### YOUR GOAL
Check each line of the material below for "SRMTID", then copy the ones that contain it.

### STORED DATA
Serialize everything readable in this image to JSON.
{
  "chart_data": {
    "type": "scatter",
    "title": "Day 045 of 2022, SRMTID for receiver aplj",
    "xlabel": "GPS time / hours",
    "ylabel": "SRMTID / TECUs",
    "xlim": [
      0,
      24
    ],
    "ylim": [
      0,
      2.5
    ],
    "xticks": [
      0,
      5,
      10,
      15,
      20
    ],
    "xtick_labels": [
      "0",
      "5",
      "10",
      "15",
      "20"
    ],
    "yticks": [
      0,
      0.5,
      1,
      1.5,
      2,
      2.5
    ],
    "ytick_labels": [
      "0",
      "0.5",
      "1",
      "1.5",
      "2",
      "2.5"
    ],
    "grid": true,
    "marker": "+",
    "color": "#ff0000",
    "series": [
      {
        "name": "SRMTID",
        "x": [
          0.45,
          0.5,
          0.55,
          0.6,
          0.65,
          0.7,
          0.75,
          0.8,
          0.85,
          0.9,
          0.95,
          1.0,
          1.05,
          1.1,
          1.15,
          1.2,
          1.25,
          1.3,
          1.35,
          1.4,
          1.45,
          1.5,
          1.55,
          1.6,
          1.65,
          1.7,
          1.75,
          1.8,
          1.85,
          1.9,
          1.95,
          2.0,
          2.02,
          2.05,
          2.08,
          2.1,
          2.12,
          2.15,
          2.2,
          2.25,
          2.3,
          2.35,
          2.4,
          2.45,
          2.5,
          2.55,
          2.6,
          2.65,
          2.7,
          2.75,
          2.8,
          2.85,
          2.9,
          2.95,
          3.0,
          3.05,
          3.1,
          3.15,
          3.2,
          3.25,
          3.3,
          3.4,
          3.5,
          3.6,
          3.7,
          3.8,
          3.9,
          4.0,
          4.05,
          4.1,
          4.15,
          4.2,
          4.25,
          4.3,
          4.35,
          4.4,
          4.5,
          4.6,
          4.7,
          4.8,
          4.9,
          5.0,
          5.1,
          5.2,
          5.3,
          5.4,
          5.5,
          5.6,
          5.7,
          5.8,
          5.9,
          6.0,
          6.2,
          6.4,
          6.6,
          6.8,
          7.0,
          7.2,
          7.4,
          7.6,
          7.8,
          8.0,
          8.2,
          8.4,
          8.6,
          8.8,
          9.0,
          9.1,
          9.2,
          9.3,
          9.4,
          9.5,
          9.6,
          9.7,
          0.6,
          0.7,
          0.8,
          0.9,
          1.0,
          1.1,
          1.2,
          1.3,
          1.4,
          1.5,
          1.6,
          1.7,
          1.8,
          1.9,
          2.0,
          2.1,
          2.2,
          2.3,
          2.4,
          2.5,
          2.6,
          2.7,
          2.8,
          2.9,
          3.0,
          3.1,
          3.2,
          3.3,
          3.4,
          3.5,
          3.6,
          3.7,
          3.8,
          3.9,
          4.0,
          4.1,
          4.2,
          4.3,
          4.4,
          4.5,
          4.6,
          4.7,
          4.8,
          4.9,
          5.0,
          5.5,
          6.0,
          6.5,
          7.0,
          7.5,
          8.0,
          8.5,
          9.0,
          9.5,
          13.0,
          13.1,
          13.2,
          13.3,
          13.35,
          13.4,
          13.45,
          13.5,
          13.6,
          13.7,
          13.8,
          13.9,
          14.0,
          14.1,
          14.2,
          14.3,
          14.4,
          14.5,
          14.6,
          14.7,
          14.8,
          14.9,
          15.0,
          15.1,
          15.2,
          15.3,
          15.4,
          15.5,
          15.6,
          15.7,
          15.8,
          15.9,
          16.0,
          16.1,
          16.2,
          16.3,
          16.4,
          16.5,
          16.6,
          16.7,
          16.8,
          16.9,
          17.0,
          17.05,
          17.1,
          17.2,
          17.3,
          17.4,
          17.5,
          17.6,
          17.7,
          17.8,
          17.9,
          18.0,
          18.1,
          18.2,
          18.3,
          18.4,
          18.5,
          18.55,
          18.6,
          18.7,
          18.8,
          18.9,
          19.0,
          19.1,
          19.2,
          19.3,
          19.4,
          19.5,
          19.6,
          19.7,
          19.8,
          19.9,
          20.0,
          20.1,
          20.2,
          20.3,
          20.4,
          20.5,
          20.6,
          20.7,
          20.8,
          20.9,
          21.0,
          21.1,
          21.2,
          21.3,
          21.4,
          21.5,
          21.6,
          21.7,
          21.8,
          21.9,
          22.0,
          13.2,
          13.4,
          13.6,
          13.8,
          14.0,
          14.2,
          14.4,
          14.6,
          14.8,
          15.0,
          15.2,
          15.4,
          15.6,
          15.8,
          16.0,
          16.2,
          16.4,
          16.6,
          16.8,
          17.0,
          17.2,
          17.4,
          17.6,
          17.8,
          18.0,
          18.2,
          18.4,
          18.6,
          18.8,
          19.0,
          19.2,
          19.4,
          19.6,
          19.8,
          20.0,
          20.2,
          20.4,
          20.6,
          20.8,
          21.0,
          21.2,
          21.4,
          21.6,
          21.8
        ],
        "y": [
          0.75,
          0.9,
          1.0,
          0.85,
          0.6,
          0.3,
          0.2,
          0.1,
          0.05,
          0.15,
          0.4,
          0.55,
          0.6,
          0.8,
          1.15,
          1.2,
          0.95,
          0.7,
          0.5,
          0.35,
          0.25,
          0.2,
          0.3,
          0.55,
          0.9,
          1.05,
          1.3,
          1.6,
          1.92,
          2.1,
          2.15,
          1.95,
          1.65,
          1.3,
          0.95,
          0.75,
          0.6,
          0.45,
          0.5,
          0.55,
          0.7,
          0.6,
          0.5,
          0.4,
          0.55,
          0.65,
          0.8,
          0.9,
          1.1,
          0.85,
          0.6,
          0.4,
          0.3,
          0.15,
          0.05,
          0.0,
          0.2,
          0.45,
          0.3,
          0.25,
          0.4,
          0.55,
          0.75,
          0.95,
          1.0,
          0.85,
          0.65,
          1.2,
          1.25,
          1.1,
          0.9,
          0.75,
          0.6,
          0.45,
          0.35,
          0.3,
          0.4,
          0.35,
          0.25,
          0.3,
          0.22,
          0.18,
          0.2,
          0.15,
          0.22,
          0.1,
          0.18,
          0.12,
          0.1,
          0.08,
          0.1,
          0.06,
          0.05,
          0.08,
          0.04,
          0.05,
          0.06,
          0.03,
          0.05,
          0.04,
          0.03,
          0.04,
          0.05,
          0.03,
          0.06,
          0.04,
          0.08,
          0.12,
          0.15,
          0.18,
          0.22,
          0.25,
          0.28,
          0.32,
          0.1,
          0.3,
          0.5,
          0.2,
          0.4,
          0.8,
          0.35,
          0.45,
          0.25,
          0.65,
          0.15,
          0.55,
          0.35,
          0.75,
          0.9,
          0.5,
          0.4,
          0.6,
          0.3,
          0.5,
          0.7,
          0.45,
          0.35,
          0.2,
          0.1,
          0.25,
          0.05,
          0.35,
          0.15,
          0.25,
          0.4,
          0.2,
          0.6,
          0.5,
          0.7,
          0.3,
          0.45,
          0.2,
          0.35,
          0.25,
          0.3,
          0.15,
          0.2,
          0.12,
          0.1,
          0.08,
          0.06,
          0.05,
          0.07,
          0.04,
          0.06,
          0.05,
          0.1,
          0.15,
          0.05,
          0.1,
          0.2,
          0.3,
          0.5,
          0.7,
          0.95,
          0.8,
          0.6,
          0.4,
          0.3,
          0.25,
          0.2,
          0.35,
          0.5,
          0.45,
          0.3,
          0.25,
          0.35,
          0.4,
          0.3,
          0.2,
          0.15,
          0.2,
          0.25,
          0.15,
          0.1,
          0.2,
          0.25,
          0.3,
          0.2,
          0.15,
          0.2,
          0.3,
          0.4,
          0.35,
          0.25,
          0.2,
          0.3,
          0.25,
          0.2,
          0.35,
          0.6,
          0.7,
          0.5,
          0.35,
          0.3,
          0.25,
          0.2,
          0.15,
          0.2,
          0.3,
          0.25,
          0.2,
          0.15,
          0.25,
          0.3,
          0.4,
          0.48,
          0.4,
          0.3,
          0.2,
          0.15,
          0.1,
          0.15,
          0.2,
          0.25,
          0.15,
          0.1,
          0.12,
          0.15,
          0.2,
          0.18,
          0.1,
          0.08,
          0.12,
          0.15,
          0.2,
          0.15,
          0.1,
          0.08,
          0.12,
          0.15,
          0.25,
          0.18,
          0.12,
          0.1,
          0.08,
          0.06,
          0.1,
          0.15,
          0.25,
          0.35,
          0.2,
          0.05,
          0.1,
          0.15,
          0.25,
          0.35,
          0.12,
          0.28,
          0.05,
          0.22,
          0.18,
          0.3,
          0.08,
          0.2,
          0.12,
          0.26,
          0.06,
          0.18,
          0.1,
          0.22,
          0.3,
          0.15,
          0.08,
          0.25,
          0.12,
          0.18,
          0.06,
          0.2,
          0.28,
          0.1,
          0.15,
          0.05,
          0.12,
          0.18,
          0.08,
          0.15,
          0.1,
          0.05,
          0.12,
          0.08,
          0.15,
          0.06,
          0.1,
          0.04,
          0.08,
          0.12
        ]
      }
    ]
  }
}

### RESULT FOR THIS TASK
    "title": "Day 045 of 2022, SRMTID for receiver aplj",
    "ylabel": "SRMTID / TECUs",
        "name": "SRMTID",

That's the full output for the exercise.